-- START OF DATA --

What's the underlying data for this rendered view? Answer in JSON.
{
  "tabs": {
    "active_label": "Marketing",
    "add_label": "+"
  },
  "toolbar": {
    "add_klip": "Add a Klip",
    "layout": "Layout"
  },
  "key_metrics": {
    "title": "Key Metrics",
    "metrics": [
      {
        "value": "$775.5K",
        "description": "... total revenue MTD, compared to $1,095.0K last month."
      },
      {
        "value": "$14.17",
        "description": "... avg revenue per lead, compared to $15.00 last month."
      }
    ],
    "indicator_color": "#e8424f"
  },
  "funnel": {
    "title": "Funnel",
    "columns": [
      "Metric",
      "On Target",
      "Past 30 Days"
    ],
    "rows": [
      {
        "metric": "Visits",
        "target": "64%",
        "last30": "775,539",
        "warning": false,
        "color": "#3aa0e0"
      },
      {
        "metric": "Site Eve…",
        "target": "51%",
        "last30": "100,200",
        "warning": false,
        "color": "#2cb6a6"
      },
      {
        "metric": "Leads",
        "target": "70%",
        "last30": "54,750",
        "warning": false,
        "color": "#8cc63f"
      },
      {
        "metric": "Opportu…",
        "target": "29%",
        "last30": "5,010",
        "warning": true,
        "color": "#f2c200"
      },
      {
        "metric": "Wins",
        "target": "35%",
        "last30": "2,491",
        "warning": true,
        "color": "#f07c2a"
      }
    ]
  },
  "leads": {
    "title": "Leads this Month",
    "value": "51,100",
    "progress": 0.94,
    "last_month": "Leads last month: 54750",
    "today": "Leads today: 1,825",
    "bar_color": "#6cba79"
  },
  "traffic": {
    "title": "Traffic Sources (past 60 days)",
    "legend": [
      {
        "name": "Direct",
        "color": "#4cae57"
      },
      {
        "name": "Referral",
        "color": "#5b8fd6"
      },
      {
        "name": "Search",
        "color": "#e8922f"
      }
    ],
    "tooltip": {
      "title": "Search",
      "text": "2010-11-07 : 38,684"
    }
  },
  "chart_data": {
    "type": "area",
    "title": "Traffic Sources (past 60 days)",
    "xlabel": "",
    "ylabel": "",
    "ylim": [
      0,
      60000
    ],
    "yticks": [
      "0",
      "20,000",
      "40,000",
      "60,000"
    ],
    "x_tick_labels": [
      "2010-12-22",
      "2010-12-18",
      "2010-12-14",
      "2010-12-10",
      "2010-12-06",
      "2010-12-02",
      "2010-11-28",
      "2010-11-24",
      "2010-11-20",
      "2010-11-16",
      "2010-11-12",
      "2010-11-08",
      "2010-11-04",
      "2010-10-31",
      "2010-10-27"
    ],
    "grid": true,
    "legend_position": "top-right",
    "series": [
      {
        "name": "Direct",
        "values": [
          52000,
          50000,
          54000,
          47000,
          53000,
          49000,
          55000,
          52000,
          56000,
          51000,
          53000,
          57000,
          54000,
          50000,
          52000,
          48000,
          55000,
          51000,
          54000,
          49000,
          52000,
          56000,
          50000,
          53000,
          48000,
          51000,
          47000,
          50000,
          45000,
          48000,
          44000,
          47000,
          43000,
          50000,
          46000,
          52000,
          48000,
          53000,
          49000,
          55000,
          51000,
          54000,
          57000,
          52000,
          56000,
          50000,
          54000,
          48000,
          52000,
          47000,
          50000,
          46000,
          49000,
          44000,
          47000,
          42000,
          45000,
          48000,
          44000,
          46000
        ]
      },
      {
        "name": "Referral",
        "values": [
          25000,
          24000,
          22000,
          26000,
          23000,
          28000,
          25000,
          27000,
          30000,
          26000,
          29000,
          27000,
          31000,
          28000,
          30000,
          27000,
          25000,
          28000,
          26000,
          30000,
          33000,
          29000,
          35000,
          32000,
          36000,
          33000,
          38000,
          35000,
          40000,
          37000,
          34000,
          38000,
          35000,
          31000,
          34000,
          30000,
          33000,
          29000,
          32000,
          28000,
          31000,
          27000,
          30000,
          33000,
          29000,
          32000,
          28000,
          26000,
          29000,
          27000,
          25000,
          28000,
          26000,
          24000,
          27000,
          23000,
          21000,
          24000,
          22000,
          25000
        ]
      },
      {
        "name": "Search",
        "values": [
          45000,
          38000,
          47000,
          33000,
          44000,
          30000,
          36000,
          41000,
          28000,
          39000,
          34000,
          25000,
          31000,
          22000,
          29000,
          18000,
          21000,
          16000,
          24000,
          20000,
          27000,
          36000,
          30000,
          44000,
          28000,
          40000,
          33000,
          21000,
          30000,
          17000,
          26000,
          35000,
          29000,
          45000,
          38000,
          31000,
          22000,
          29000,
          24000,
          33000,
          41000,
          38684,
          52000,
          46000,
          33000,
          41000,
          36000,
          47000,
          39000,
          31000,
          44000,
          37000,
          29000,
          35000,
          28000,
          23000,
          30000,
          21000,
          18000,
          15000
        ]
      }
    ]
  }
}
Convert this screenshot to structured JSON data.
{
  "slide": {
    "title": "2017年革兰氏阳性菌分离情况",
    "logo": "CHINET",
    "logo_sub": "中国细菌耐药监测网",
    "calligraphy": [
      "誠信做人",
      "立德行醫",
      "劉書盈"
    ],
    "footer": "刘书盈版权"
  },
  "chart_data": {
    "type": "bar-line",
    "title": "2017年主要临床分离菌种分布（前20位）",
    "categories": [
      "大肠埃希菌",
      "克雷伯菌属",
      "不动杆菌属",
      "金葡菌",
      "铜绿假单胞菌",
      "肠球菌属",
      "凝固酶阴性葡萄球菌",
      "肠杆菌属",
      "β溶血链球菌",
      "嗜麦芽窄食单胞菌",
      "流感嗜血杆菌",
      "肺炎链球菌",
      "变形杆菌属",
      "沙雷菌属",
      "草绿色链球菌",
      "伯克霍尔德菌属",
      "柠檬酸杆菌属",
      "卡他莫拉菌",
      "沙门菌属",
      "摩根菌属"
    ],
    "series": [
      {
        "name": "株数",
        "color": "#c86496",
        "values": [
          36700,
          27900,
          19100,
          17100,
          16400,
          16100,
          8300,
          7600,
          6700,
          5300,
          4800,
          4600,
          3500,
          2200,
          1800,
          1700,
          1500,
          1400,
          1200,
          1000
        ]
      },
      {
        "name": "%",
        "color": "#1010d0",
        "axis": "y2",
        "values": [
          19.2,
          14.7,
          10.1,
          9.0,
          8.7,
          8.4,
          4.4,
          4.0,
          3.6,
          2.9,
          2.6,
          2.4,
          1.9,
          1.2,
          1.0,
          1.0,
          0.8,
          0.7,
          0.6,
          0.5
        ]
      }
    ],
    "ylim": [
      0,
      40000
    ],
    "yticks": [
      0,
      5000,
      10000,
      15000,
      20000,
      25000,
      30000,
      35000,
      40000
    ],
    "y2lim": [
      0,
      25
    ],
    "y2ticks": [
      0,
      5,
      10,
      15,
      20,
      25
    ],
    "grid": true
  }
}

-- END OF DATA --

*WHAT IS BEING ASKED*. Take every line containing the word "title" and copy it.

*WRITTEN RESPONSE*.
    "title": "Key Metrics",
    "title": "Funnel",
    "title": "Leads this Month",
    "title": "Traffic Sources (past 60 days)",
      "title": "Search",
    "title": "Traffic Sources (past 60 days)",
    "title": "2017年革兰氏阳性菌分离情况",
    "title": "2017年主要临床分离菌种分布（前20位）",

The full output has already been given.